_Exercise goal_
All lines holding the string "Open" are to be shown.

>> Begin

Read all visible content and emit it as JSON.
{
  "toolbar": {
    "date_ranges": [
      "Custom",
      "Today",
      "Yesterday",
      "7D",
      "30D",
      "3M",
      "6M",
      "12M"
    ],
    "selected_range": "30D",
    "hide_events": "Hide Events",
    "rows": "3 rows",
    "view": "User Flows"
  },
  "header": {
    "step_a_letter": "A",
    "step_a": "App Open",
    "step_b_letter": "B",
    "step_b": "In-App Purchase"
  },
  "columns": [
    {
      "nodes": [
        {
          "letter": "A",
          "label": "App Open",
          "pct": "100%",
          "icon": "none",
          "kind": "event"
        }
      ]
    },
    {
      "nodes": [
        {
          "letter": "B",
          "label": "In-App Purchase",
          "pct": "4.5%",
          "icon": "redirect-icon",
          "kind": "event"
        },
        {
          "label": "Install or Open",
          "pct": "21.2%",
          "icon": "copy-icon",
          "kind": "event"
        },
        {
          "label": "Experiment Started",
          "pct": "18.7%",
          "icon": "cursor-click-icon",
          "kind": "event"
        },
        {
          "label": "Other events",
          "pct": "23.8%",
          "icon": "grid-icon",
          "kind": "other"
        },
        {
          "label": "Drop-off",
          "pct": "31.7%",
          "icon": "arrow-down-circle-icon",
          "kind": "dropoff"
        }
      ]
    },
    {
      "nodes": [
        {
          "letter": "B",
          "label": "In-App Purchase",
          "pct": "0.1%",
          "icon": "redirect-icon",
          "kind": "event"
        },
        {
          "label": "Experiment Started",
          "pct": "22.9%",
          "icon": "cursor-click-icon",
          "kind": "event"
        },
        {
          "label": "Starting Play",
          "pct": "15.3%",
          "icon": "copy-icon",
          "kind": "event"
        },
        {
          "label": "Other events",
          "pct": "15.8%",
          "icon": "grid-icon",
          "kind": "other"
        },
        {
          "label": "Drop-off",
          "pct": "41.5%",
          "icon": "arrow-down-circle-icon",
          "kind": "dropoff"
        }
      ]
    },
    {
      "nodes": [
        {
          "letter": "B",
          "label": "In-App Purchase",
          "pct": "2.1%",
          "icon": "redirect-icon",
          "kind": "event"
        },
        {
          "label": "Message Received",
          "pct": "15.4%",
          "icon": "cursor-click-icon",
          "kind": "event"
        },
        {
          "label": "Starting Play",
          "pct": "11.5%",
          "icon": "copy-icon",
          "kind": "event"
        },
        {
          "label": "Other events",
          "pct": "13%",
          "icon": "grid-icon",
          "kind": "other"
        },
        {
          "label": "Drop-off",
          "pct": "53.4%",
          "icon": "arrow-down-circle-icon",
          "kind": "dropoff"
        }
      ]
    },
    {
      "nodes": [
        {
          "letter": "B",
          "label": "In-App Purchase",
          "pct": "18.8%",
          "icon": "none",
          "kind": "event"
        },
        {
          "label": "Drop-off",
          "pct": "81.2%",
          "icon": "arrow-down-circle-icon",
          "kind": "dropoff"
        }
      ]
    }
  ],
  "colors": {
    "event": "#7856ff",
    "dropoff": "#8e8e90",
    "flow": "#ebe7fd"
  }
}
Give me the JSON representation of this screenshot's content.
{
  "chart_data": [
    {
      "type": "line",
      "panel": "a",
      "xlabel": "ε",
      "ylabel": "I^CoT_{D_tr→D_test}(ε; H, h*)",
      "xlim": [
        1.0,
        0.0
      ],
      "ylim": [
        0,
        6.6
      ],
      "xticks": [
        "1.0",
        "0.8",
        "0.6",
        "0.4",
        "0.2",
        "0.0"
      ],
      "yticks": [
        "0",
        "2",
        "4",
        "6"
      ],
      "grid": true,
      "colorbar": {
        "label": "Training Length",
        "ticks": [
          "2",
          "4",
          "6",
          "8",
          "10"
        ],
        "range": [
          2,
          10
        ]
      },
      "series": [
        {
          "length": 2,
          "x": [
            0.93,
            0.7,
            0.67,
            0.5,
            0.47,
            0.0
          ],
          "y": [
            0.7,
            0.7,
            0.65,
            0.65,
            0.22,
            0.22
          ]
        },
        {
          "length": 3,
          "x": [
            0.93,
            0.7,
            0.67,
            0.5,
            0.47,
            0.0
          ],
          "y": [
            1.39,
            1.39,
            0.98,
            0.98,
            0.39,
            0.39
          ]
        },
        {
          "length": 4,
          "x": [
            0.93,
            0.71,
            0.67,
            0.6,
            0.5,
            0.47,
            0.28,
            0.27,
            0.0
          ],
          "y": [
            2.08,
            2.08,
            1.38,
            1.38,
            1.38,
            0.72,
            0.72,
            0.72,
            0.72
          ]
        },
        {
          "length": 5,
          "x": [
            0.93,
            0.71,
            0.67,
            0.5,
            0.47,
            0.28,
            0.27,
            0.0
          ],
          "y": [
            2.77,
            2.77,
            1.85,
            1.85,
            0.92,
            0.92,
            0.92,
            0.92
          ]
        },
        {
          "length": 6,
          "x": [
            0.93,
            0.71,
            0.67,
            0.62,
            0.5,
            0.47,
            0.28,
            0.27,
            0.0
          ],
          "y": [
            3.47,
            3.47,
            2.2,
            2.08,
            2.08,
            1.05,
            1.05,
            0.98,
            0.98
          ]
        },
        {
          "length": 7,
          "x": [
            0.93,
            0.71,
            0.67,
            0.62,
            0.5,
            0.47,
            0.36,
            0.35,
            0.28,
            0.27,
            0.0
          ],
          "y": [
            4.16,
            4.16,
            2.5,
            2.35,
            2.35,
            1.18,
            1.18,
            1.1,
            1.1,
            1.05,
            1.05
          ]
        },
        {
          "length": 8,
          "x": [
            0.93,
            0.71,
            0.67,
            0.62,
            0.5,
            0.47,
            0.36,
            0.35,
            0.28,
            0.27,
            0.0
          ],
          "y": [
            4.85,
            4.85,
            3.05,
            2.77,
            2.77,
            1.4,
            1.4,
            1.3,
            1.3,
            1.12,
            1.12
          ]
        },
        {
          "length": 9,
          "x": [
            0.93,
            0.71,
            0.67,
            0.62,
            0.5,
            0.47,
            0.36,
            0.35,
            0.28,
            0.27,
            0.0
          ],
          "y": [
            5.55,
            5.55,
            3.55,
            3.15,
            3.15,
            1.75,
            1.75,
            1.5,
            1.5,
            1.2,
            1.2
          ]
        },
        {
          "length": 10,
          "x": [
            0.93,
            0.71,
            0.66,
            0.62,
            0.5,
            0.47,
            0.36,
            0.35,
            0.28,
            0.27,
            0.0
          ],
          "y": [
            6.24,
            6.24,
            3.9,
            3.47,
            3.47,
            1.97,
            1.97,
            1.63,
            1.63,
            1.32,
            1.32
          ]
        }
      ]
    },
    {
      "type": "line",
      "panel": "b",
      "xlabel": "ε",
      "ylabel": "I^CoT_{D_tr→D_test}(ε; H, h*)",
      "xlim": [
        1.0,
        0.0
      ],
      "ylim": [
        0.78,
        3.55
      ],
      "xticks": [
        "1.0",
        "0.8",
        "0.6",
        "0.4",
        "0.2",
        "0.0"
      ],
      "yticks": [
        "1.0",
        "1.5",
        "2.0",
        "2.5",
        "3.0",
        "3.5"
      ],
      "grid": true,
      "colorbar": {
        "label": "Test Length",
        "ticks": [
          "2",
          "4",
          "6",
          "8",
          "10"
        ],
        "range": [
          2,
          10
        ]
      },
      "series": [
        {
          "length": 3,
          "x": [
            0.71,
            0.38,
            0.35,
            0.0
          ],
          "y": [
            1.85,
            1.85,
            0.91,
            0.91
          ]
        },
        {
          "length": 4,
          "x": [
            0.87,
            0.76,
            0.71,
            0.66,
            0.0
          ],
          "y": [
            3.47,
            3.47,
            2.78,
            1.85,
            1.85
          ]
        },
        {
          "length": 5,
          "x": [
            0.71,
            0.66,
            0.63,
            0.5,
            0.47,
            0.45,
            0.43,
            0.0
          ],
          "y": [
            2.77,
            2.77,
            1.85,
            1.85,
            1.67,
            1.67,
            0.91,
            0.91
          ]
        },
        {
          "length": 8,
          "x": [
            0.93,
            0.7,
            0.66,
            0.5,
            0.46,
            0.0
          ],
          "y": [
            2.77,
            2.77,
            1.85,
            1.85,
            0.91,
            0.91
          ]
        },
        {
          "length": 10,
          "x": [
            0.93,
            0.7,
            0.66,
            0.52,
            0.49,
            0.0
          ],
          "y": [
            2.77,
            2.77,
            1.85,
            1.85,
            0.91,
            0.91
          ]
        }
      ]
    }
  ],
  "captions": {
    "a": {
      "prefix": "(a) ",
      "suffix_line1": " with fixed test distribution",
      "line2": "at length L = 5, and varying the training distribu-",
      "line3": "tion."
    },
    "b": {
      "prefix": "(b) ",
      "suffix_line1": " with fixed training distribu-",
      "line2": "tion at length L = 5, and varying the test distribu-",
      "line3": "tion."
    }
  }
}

>> End
>> Begin

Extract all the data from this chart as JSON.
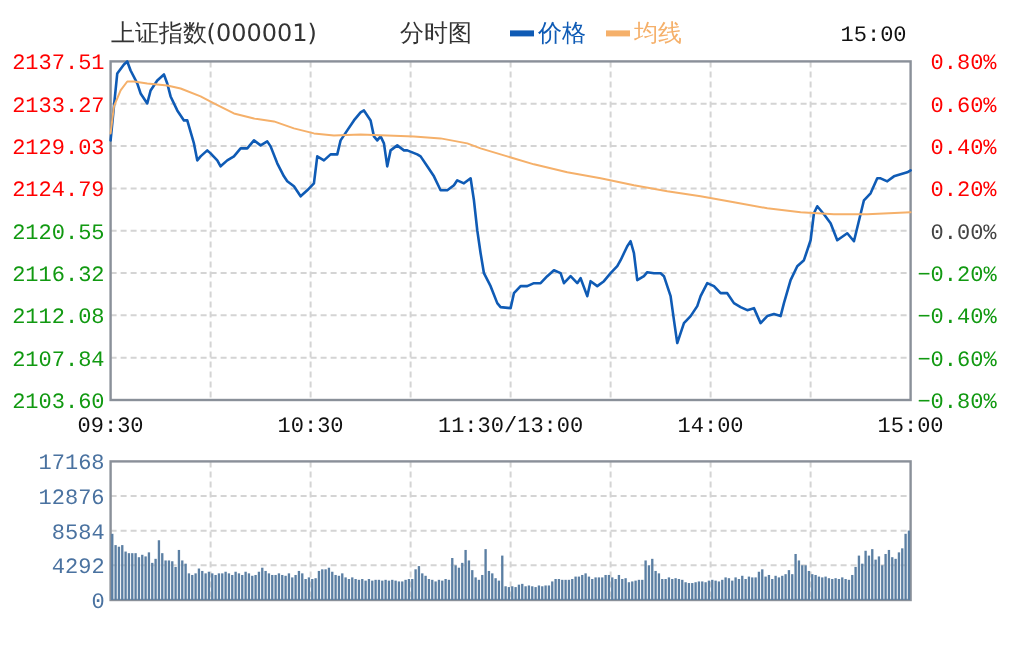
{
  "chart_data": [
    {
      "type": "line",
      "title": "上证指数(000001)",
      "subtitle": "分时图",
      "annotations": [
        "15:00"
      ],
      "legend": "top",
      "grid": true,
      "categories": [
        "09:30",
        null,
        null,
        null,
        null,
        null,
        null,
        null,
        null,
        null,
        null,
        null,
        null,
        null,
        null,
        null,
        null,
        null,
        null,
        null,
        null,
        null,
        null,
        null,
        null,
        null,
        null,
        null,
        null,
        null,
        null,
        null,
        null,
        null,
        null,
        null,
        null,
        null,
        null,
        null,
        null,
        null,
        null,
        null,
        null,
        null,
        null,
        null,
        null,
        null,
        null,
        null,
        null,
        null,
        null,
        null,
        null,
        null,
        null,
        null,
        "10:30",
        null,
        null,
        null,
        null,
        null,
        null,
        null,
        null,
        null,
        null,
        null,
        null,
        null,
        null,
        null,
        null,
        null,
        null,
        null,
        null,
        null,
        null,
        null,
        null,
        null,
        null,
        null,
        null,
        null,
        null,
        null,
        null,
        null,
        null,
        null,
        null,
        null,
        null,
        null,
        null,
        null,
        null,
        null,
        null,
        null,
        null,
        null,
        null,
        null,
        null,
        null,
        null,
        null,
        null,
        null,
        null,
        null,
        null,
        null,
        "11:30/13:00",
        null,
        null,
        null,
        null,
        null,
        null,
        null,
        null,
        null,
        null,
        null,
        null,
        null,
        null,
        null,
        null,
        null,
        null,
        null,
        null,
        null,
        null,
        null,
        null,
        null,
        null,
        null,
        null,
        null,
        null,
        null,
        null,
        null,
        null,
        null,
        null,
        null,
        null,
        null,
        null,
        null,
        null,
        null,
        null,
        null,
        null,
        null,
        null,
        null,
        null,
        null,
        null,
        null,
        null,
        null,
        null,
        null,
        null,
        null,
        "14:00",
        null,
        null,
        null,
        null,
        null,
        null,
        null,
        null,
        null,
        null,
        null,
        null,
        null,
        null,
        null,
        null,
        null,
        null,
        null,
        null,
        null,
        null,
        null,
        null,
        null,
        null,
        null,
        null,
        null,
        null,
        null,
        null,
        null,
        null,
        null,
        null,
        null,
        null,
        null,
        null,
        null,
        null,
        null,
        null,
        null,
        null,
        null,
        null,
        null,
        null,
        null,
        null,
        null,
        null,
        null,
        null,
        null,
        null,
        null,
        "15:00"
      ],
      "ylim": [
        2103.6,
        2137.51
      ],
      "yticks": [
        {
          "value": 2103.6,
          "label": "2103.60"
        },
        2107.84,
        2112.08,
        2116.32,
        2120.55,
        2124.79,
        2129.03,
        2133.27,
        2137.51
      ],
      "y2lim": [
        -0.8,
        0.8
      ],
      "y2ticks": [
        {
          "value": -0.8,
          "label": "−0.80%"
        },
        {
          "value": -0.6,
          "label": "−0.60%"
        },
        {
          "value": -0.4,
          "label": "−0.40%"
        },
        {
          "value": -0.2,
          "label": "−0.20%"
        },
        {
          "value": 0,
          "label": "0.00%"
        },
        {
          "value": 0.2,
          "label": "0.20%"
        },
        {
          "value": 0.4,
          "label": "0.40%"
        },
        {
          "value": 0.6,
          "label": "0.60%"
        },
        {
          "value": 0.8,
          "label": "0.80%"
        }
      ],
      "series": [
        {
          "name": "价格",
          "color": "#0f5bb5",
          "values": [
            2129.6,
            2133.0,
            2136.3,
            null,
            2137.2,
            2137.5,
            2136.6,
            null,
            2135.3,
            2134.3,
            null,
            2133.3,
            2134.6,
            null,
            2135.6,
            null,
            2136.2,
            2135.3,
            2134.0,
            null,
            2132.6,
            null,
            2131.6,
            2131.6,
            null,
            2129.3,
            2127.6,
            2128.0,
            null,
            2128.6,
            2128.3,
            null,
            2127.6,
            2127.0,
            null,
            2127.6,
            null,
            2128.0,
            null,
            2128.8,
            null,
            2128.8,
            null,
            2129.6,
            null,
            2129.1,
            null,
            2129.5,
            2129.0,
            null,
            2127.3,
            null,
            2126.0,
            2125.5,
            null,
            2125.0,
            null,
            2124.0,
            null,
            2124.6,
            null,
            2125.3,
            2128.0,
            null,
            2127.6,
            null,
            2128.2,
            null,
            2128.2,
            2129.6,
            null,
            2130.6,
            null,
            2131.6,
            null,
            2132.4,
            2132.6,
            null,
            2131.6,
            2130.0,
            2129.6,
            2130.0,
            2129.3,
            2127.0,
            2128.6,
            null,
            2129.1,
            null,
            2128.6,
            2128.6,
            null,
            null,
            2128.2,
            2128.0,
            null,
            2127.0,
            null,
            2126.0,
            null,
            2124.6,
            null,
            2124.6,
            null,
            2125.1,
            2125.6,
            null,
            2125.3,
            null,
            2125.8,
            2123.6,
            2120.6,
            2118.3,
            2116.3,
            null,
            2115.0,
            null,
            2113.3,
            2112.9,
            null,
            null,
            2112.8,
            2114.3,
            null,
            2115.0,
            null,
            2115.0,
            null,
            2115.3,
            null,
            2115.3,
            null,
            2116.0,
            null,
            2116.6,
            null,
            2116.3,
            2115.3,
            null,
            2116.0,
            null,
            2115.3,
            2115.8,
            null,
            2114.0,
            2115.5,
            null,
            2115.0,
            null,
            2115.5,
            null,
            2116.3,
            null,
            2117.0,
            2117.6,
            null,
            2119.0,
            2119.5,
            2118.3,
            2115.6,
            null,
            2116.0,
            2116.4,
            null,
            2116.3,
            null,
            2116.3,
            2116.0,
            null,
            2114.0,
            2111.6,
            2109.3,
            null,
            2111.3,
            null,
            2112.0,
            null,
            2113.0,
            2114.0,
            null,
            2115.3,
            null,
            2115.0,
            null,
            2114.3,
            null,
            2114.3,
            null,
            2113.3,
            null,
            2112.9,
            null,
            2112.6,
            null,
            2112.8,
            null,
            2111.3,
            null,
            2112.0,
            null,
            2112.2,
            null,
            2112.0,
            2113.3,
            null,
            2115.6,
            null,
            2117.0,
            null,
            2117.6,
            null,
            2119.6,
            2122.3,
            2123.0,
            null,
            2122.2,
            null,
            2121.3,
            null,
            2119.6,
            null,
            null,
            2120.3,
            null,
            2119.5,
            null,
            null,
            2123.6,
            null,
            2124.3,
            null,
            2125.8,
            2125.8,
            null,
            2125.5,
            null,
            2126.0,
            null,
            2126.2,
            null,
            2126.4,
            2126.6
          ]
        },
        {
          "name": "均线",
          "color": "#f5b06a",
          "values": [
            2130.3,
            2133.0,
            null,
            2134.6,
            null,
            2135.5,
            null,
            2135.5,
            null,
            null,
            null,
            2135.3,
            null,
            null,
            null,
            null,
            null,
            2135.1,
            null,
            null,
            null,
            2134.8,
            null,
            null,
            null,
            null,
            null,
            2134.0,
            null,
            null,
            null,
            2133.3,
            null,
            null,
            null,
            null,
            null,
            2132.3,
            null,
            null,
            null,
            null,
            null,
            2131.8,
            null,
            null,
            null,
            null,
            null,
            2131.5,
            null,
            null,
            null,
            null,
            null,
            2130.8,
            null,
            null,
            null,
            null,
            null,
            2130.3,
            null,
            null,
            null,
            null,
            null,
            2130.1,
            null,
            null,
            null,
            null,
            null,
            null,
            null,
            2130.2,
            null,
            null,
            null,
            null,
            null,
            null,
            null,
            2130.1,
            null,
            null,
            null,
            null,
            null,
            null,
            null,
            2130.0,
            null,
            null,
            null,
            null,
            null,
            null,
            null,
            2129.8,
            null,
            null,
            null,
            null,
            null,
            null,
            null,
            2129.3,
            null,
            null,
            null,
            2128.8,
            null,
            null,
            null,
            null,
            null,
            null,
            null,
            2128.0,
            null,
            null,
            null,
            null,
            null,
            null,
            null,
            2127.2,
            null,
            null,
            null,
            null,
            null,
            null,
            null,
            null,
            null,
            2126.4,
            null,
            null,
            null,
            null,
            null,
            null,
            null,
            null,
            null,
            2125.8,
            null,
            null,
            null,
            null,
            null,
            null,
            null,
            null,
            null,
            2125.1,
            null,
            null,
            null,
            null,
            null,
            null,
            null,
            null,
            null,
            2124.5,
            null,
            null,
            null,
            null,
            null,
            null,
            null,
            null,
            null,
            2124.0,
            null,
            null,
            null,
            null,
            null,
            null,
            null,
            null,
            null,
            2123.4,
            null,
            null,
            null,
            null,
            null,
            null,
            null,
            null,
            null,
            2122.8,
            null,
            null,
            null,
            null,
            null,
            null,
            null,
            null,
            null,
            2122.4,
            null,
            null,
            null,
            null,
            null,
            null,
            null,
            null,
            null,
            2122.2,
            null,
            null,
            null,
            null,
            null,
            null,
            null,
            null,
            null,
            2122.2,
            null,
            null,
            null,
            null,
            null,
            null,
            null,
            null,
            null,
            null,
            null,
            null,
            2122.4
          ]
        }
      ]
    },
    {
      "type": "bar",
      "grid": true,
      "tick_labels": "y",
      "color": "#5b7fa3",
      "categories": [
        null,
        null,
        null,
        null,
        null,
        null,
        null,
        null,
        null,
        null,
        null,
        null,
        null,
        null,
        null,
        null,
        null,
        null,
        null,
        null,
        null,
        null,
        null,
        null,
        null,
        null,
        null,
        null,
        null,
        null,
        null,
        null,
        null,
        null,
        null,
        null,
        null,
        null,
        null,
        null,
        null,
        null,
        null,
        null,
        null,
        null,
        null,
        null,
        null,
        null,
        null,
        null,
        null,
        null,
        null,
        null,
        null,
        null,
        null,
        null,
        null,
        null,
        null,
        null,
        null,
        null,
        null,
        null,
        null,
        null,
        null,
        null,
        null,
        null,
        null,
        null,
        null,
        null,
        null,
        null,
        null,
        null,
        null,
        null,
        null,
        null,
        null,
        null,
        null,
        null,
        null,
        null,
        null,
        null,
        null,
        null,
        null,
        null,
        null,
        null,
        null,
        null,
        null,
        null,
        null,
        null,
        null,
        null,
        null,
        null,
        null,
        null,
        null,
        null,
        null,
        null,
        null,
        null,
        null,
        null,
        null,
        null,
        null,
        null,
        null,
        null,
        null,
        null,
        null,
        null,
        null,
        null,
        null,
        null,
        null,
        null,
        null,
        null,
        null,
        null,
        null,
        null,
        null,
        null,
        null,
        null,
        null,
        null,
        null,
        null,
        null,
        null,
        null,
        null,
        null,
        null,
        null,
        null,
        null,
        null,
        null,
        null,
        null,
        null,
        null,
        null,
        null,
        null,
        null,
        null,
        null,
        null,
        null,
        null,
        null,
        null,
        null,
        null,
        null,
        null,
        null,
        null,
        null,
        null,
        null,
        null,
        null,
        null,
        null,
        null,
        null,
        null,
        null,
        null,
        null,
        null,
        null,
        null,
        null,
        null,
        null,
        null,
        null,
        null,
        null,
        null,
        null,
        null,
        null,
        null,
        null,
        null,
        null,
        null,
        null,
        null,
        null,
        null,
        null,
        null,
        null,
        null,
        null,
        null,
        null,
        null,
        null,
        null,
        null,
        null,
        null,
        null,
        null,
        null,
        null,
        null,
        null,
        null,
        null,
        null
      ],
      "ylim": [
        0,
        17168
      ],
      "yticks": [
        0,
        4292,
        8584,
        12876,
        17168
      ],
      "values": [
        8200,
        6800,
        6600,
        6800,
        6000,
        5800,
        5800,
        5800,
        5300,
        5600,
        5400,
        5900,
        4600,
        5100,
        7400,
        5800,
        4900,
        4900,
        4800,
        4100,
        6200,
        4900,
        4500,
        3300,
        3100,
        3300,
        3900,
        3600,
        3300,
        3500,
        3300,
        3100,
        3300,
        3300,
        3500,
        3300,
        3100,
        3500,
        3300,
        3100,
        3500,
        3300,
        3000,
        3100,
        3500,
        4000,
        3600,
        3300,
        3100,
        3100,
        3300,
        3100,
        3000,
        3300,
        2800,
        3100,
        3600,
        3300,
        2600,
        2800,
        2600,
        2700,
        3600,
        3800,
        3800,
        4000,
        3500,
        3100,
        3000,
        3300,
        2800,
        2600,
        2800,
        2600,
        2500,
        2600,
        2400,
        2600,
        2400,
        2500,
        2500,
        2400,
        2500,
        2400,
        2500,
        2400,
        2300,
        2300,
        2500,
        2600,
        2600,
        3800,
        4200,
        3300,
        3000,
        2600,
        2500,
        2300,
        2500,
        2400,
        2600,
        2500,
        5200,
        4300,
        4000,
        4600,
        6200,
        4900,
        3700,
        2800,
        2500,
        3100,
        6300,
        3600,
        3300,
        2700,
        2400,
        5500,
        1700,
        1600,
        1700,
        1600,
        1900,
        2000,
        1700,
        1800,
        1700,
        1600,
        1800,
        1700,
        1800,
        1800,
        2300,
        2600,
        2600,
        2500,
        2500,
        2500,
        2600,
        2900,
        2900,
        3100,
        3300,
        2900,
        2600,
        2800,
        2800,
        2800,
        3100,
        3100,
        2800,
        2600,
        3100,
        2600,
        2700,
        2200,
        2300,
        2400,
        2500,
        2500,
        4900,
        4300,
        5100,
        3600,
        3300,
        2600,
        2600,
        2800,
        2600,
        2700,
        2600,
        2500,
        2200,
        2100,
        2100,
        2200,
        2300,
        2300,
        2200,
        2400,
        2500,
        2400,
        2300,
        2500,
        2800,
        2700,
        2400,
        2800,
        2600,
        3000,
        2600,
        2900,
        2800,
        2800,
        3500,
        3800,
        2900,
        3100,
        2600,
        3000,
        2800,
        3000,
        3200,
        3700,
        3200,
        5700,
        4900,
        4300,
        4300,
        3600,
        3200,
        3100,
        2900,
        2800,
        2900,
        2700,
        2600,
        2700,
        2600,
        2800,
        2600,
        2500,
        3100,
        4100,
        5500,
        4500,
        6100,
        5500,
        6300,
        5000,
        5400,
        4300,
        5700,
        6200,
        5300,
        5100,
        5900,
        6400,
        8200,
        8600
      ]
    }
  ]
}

>> End

_Answer for the task_
    "step_a": "App Open",
          "label": "App Open",
          "label": "Install or Open",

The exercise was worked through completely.